### What is needed
Copy out every line of the material below word for word, with no changes.

─── Provided entries ───

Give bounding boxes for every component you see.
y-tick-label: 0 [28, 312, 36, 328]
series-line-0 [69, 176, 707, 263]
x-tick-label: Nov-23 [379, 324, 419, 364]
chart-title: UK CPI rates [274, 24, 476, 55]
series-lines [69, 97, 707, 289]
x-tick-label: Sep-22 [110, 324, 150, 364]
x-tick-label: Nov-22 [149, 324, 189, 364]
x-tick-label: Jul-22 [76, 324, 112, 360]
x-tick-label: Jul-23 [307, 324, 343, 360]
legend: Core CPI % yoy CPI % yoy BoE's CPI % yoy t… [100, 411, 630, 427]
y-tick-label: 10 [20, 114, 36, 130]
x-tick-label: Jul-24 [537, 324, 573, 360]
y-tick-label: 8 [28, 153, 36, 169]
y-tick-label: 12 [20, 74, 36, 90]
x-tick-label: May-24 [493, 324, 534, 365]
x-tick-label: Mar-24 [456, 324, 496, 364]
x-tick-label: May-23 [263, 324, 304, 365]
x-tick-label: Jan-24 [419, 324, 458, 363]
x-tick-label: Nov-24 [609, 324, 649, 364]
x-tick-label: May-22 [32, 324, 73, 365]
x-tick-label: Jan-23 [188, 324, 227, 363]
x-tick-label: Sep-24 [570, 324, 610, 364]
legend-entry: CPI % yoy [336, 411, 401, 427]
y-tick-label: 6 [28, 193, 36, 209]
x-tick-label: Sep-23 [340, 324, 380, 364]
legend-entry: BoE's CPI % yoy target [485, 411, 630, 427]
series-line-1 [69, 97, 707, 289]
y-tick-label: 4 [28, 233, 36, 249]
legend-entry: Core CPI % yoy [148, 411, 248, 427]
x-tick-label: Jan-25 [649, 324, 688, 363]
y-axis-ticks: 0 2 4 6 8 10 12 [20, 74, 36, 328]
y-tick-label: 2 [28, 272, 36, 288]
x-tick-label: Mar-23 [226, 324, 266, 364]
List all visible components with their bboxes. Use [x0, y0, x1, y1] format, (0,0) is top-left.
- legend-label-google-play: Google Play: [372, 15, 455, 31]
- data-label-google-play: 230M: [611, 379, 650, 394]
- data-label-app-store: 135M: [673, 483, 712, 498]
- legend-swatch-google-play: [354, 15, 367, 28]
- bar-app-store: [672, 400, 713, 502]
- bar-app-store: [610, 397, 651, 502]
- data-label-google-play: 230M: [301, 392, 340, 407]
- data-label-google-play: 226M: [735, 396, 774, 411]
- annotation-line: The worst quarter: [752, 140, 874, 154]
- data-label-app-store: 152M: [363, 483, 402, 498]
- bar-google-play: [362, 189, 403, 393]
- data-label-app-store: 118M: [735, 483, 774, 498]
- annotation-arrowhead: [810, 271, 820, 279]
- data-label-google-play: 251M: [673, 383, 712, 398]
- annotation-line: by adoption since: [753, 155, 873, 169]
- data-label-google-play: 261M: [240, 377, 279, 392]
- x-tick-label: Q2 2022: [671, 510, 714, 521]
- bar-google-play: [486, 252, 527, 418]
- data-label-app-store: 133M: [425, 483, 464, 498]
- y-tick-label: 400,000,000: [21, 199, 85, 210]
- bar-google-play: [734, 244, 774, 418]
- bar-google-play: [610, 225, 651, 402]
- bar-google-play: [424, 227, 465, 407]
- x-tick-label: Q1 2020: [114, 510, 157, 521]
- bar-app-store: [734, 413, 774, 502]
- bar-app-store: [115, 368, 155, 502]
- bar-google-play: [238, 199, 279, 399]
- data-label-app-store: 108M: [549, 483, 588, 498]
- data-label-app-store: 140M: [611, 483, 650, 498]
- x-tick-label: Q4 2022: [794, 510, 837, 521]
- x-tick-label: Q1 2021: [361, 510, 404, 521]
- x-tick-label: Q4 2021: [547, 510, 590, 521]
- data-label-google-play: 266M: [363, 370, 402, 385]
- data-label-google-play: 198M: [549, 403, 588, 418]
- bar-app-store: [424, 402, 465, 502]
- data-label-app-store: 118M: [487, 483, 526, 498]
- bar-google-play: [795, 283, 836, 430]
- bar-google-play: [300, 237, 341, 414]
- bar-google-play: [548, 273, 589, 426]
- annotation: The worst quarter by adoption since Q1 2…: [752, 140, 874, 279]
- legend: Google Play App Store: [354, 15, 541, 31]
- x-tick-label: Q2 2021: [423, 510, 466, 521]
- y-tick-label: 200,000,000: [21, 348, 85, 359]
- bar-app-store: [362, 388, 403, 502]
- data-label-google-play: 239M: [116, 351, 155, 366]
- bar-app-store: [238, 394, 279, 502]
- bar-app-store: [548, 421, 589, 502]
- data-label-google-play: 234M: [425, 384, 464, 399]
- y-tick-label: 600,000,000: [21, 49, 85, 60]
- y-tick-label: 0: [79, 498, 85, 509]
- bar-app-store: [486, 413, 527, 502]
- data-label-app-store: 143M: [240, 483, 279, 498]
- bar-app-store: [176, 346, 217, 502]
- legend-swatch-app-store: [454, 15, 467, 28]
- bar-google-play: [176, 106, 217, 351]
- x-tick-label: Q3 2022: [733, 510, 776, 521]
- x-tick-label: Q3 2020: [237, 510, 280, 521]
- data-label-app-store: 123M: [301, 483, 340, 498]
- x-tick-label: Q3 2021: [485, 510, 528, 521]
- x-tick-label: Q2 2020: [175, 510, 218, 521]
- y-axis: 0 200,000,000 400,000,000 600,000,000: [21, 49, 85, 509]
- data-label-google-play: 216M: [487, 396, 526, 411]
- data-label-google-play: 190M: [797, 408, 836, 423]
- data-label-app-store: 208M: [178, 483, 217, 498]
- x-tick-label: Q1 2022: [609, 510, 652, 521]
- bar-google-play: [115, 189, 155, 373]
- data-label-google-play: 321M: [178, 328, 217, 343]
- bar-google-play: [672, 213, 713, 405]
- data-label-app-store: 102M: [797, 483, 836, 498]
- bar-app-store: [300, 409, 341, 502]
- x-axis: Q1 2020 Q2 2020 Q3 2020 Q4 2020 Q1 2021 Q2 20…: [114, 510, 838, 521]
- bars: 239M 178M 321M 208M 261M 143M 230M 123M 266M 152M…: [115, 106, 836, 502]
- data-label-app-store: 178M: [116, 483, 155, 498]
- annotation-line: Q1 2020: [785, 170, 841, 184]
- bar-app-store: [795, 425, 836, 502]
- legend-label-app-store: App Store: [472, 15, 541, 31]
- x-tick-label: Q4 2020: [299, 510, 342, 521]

───

### Answer to the problem
Give bounding boxes for every component you see.
y-tick-label: 0 [28, 312, 36, 328]
series-line-0 [69, 176, 707, 263]
x-tick-label: Nov-23 [379, 324, 419, 364]
chart-title: UK CPI rates [274, 24, 476, 55]
series-lines [69, 97, 707, 289]
x-tick-label: Sep-22 [110, 324, 150, 364]
x-tick-label: Nov-22 [149, 324, 189, 364]
x-tick-label: Jul-22 [76, 324, 112, 360]
x-tick-label: Jul-23 [307, 324, 343, 360]
legend: Core CPI % yoy CPI % yoy BoE's CPI % yoy t… [100, 411, 630, 427]
y-tick-label: 10 [20, 114, 36, 130]
x-tick-label: Jul-24 [537, 324, 573, 360]
y-tick-label: 8 [28, 153, 36, 169]
y-tick-label: 12 [20, 74, 36, 90]
x-tick-label: May-24 [493, 324, 534, 365]
x-tick-label: Mar-24 [456, 324, 496, 364]
x-tick-label: May-23 [263, 324, 304, 365]
x-tick-label: Jan-24 [419, 324, 458, 363]
x-tick-label: Nov-24 [609, 324, 649, 364]
x-tick-label: May-22 [32, 324, 73, 365]
x-tick-label: Jan-23 [188, 324, 227, 363]
x-tick-label: Sep-24 [570, 324, 610, 364]
legend-entry: CPI % yoy [336, 411, 401, 427]
y-tick-label: 6 [28, 193, 36, 209]
x-tick-label: Sep-23 [340, 324, 380, 364]
legend-entry: BoE's CPI % yoy target [485, 411, 630, 427]
series-line-1 [69, 97, 707, 289]
y-tick-label: 4 [28, 233, 36, 249]
legend-entry: Core CPI % yoy [148, 411, 248, 427]
x-tick-label: Jan-25 [649, 324, 688, 363]
y-axis-ticks: 0 2 4 6 8 10 12 [20, 74, 36, 328]
y-tick-label: 2 [28, 272, 36, 288]
x-tick-label: Mar-23 [226, 324, 266, 364]
List all visible components with their bboxes. Use [x0, y0, x1, y1] format, (0,0) is top-left.
- legend-label-google-play: Google Play: [372, 15, 455, 31]
- data-label-google-play: 230M: [611, 379, 650, 394]
- data-label-app-store: 135M: [673, 483, 712, 498]
- legend-swatch-google-play: [354, 15, 367, 28]
- bar-app-store: [672, 400, 713, 502]
- bar-app-store: [610, 397, 651, 502]
- data-label-google-play: 230M: [301, 392, 340, 407]
- data-label-google-play: 226M: [735, 396, 774, 411]
- annotation-line: The worst quarter: [752, 140, 874, 154]
- data-label-app-store: 152M: [363, 483, 402, 498]
- bar-google-play: [362, 189, 403, 393]
- data-label-app-store: 118M: [735, 483, 774, 498]
- annotation-arrowhead: [810, 271, 820, 279]
- data-label-google-play: 251M: [673, 383, 712, 398]
- annotation-line: by adoption since: [753, 155, 873, 169]
- data-label-google-play: 261M: [240, 377, 279, 392]
- x-tick-label: Q2 2022: [671, 510, 714, 521]
- bar-google-play: [486, 252, 527, 418]
- data-label-app-store: 133M: [425, 483, 464, 498]
- y-tick-label: 400,000,000: [21, 199, 85, 210]
- bar-google-play: [734, 244, 774, 418]
- bar-google-play: [610, 225, 651, 402]
- bar-google-play: [424, 227, 465, 407]
- x-tick-label: Q1 2020: [114, 510, 157, 521]
- bar-app-store: [734, 413, 774, 502]
- bar-app-store: [115, 368, 155, 502]
- bar-google-play: [238, 199, 279, 399]
- data-label-app-store: 108M: [549, 483, 588, 498]
- data-label-app-store: 140M: [611, 483, 650, 498]
- x-tick-label: Q4 2022: [794, 510, 837, 521]
- x-tick-label: Q1 2021: [361, 510, 404, 521]
- x-tick-label: Q4 2021: [547, 510, 590, 521]
- data-label-google-play: 266M: [363, 370, 402, 385]
- data-label-google-play: 198M: [549, 403, 588, 418]
- bar-app-store: [424, 402, 465, 502]
- data-label-app-store: 118M: [487, 483, 526, 498]
- bar-google-play: [795, 283, 836, 430]
- bar-google-play: [300, 237, 341, 414]
- bar-google-play: [548, 273, 589, 426]
- annotation: The worst quarter by adoption since Q1 2…: [752, 140, 874, 279]
- legend: Google Play App Store: [354, 15, 541, 31]
- x-tick-label: Q2 2021: [423, 510, 466, 521]
- y-tick-label: 200,000,000: [21, 348, 85, 359]
- bar-app-store: [362, 388, 403, 502]
- data-label-google-play: 239M: [116, 351, 155, 366]
- bar-app-store: [238, 394, 279, 502]
- bar-app-store: [548, 421, 589, 502]
- data-label-google-play: 234M: [425, 384, 464, 399]
- y-tick-label: 600,000,000: [21, 49, 85, 60]
- y-tick-label: 0: [79, 498, 85, 509]
- bar-app-store: [486, 413, 527, 502]
- data-label-app-store: 143M: [240, 483, 279, 498]
- bar-app-store: [176, 346, 217, 502]
- legend-swatch-app-store: [454, 15, 467, 28]
- bar-google-play: [176, 106, 217, 351]
- x-tick-label: Q3 2022: [733, 510, 776, 521]
- x-tick-label: Q3 2020: [237, 510, 280, 521]
- data-label-app-store: 123M: [301, 483, 340, 498]
- x-tick-label: Q3 2021: [485, 510, 528, 521]
- x-tick-label: Q2 2020: [175, 510, 218, 521]
- y-axis: 0 200,000,000 400,000,000 600,000,000: [21, 49, 85, 509]
- data-label-google-play: 216M: [487, 396, 526, 411]
- data-label-google-play: 190M: [797, 408, 836, 423]
- data-label-app-store: 208M: [178, 483, 217, 498]
- x-tick-label: Q1 2022: [609, 510, 652, 521]
- bar-google-play: [115, 189, 155, 373]
- data-label-google-play: 321M: [178, 328, 217, 343]
- bar-google-play: [672, 213, 713, 405]
- data-label-app-store: 102M: [797, 483, 836, 498]
- bar-app-store: [300, 409, 341, 502]
- x-axis: Q1 2020 Q2 2020 Q3 2020 Q4 2020 Q1 2021 Q2 20…: [114, 510, 838, 521]
- bars: 239M 178M 321M 208M 261M 143M 230M 123M 266M 152M…: [115, 106, 836, 502]
- data-label-app-store: 178M: [116, 483, 155, 498]
- annotation-line: Q1 2020: [785, 170, 841, 184]
- bar-app-store: [795, 425, 836, 502]
- legend-label-app-store: App Store: [472, 15, 541, 31]
- x-tick-label: Q4 2020: [299, 510, 342, 521]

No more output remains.